JOB => Scan the listing below and copy every line holding "JSON".

::::::::

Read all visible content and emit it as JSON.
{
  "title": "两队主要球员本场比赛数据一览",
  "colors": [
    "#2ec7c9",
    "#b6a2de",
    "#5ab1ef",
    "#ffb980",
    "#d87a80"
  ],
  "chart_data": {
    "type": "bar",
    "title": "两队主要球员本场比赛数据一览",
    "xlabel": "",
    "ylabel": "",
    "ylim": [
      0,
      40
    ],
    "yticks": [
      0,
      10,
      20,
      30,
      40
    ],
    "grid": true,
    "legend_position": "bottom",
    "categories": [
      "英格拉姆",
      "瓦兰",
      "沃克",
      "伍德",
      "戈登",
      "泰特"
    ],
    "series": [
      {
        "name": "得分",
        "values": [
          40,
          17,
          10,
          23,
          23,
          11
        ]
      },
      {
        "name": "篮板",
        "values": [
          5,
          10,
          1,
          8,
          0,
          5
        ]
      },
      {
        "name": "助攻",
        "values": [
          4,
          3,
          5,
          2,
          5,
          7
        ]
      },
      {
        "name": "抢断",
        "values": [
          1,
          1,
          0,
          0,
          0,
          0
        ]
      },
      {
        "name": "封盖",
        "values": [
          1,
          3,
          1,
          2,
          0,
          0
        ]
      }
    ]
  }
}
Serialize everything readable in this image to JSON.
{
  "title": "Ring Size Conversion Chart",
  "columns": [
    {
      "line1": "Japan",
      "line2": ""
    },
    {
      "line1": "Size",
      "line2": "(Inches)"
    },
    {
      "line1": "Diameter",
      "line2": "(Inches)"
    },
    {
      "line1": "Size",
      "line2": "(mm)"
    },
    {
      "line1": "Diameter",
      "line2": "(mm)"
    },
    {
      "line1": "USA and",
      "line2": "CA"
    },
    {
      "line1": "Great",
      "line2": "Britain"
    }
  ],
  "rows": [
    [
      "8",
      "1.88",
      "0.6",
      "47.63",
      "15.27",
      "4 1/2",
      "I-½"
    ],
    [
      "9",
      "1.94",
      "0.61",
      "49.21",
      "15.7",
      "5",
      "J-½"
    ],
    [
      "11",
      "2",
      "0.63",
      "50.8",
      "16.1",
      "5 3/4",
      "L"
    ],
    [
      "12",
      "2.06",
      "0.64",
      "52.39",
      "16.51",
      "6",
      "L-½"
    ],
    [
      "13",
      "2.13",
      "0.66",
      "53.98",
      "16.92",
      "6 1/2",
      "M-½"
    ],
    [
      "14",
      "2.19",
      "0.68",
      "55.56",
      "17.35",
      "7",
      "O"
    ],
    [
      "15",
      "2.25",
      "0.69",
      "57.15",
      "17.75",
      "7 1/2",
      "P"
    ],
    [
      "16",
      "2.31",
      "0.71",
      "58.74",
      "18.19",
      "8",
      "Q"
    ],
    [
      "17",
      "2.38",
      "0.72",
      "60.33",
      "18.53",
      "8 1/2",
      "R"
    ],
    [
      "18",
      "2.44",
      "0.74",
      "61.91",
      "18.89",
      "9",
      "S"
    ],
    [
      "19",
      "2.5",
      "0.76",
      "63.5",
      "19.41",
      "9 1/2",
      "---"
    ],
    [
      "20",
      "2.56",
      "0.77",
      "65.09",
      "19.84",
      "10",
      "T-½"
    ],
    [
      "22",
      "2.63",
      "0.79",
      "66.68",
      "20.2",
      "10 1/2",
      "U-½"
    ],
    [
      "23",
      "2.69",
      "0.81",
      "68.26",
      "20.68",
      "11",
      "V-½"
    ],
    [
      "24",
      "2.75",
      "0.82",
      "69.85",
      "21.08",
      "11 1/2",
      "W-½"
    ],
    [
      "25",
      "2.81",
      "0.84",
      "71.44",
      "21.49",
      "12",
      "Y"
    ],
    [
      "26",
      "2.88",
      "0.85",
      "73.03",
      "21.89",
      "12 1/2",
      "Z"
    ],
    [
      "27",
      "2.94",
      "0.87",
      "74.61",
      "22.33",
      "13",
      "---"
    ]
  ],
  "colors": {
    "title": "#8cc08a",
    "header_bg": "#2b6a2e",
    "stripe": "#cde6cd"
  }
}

::::::::

FINAL RESULT =>
Read all visible content and emit it as JSON.
Serialize everything readable in this image to JSON.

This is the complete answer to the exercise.